--- start of EXTRACTED INFORMATION ---
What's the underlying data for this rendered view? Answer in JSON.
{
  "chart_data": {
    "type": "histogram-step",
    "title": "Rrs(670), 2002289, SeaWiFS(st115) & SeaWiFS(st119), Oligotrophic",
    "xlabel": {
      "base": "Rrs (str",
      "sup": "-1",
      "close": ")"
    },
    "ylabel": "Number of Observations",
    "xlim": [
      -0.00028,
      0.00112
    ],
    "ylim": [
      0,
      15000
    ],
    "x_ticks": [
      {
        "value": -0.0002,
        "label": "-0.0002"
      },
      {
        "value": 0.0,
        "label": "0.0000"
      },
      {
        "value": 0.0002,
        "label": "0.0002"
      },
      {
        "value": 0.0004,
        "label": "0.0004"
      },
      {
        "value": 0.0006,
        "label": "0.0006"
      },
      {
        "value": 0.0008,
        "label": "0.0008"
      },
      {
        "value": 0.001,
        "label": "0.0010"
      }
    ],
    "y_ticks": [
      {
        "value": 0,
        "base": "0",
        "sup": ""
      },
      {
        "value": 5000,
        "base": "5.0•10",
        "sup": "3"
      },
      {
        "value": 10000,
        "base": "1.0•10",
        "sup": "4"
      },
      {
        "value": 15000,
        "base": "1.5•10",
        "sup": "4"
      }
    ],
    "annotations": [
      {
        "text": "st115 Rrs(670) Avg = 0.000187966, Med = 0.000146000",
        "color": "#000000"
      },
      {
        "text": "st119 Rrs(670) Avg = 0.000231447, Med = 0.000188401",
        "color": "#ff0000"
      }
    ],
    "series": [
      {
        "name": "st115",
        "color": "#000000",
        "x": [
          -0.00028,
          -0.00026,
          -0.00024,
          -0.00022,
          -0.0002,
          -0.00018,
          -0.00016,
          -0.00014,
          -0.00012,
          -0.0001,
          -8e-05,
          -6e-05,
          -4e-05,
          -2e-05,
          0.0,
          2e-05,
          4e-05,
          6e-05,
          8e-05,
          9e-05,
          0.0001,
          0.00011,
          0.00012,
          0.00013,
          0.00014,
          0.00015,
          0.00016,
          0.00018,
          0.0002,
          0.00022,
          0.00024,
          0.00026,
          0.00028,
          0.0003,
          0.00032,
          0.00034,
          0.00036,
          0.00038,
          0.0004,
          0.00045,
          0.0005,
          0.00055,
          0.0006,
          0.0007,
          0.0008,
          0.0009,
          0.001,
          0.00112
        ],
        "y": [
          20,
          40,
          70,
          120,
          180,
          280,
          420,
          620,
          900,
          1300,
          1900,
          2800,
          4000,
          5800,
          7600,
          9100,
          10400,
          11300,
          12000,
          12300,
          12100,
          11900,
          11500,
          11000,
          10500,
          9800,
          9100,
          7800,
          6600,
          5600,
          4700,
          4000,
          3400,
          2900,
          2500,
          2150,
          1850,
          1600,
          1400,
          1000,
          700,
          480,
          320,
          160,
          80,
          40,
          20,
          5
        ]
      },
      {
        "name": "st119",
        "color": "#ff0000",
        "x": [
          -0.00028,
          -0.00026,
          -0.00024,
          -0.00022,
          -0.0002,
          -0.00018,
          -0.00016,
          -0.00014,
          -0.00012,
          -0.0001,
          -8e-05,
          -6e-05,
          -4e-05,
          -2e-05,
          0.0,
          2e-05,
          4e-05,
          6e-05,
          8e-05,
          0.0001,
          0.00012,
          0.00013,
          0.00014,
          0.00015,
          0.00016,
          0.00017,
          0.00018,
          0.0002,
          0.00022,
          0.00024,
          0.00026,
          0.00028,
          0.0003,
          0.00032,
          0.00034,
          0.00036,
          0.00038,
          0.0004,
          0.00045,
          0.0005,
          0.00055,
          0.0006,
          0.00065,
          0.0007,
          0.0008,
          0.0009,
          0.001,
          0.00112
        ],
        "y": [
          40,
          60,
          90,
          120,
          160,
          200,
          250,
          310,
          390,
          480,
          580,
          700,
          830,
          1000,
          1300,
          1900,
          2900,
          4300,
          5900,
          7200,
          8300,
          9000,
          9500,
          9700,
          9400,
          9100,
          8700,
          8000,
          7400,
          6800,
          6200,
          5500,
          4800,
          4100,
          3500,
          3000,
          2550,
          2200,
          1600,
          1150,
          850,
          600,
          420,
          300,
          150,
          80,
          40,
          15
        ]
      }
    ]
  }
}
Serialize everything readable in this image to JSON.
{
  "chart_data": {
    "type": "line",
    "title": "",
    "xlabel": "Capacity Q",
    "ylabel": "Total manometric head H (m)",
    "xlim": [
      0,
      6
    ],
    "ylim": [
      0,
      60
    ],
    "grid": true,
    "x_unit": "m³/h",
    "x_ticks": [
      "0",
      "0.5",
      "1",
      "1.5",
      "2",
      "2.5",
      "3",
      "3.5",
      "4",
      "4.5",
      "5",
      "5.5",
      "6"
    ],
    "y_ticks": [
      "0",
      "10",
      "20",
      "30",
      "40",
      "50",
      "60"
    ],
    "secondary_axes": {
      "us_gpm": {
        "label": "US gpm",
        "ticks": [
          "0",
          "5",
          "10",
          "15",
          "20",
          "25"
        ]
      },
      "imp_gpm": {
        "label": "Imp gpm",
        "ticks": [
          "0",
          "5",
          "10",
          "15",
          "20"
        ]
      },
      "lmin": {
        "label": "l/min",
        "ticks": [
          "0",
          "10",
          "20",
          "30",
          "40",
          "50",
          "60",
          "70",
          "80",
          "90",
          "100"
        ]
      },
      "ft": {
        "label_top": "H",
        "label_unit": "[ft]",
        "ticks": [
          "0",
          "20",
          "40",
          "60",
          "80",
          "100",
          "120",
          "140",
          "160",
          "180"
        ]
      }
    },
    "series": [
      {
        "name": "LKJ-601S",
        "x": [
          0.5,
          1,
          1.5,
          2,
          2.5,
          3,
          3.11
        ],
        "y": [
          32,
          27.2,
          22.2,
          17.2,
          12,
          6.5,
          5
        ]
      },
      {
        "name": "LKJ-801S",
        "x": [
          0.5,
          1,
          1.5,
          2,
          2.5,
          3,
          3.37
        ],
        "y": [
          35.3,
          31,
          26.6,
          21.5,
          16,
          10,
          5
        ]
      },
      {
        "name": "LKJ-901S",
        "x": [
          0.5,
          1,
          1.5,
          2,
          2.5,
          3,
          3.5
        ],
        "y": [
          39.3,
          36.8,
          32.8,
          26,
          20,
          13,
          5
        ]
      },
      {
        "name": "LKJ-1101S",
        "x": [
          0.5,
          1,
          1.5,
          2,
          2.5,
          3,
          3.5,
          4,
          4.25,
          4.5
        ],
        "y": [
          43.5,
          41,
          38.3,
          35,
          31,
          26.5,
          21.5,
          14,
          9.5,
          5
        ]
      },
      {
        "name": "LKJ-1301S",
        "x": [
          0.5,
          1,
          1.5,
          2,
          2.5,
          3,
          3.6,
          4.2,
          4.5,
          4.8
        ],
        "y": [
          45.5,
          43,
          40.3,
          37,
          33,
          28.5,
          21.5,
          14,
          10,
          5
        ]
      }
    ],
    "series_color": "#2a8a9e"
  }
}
--- end of EXTRACTED INFORMATION ---
» **WHAT THE TASK REQUIRES**: How many lines of the listing include the string "ylabel"? Answer with the number alone.

» **EXERCISE RESPONSE**: 2